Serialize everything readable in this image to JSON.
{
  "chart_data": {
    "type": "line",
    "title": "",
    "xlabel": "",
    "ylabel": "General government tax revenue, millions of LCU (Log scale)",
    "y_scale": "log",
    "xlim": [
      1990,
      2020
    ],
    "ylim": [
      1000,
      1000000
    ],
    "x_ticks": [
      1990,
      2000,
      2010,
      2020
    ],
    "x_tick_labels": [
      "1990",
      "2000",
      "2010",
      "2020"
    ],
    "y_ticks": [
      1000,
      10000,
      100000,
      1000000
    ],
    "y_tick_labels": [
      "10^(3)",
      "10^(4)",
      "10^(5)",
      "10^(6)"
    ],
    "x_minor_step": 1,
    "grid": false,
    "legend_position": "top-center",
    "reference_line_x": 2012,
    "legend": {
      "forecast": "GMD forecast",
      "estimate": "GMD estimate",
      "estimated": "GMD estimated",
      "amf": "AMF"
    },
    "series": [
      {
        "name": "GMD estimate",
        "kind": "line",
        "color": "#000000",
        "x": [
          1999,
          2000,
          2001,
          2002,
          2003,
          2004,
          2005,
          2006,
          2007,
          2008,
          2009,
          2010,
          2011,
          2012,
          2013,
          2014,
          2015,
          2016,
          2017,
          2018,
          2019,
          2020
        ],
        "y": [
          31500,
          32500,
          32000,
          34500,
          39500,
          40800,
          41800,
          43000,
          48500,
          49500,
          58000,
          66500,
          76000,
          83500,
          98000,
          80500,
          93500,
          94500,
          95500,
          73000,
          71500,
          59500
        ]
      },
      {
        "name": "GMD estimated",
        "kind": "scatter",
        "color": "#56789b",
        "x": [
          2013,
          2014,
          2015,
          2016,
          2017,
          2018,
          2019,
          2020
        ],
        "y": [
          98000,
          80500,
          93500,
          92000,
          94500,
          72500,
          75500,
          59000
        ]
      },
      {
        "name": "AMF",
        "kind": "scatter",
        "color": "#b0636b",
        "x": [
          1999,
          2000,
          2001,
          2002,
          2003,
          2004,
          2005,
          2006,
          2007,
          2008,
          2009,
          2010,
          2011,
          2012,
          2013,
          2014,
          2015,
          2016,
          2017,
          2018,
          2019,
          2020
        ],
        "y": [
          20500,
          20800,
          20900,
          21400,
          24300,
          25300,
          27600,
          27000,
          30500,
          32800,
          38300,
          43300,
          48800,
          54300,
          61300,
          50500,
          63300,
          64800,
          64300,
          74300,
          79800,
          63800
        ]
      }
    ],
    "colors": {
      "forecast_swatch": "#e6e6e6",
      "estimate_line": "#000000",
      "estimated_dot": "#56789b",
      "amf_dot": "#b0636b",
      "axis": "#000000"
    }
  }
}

+++

Each line in the material above must be retyped without alteration.

**TASK RESULT**
Serialize everything readable in this image to JSON.
{
  "chart_data": {
    "type": "line",
    "title": "",
    "xlabel": "",
    "ylabel": "General government tax revenue, millions of LCU (Log scale)",
    "y_scale": "log",
    "xlim": [
      1990,
      2020
    ],
    "ylim": [
      1000,
      1000000
    ],
    "x_ticks": [
      1990,
      2000,
      2010,
      2020
    ],
    "x_tick_labels": [
      "1990",
      "2000",
      "2010",
      "2020"
    ],
    "y_ticks": [
      1000,
      10000,
      100000,
      1000000
    ],
    "y_tick_labels": [
      "10^(3)",
      "10^(4)",
      "10^(5)",
      "10^(6)"
    ],
    "x_minor_step": 1,
    "grid": false,
    "legend_position": "top-center",
    "reference_line_x": 2012,
    "legend": {
      "forecast": "GMD forecast",
      "estimate": "GMD estimate",
      "estimated": "GMD estimated",
      "amf": "AMF"
    },
    "series": [
      {
        "name": "GMD estimate",
        "kind": "line",
        "color": "#000000",
        "x": [
          1999,
          2000,
          2001,
          2002,
          2003,
          2004,
          2005,
          2006,
          2007,
          2008,
          2009,
          2010,
          2011,
          2012,
          2013,
          2014,
          2015,
          2016,
          2017,
          2018,
          2019,
          2020
        ],
        "y": [
          31500,
          32500,
          32000,
          34500,
          39500,
          40800,
          41800,
          43000,
          48500,
          49500,
          58000,
          66500,
          76000,
          83500,
          98000,
          80500,
          93500,
          94500,
          95500,
          73000,
          71500,
          59500
        ]
      },
      {
        "name": "GMD estimated",
        "kind": "scatter",
        "color": "#56789b",
        "x": [
          2013,
          2014,
          2015,
          2016,
          2017,
          2018,
          2019,
          2020
        ],
        "y": [
          98000,
          80500,
          93500,
          92000,
          94500,
          72500,
          75500,
          59000
        ]
      },
      {
        "name": "AMF",
        "kind": "scatter",
        "color": "#b0636b",
        "x": [
          1999,
          2000,
          2001,
          2002,
          2003,
          2004,
          2005,
          2006,
          2007,
          2008,
          2009,
          2010,
          2011,
          2012,
          2013,
          2014,
          2015,
          2016,
          2017,
          2018,
          2019,
          2020
        ],
        "y": [
          20500,
          20800,
          20900,
          21400,
          24300,
          25300,
          27600,
          27000,
          30500,
          32800,
          38300,
          43300,
          48800,
          54300,
          61300,
          50500,
          63300,
          64800,
          64300,
          74300,
          79800,
          63800
        ]
      }
    ],
    "colors": {
      "forecast_swatch": "#e6e6e6",
      "estimate_line": "#000000",
      "estimated_dot": "#56789b",
      "amf_dot": "#b0636b",
      "axis": "#000000"
    }
  }
}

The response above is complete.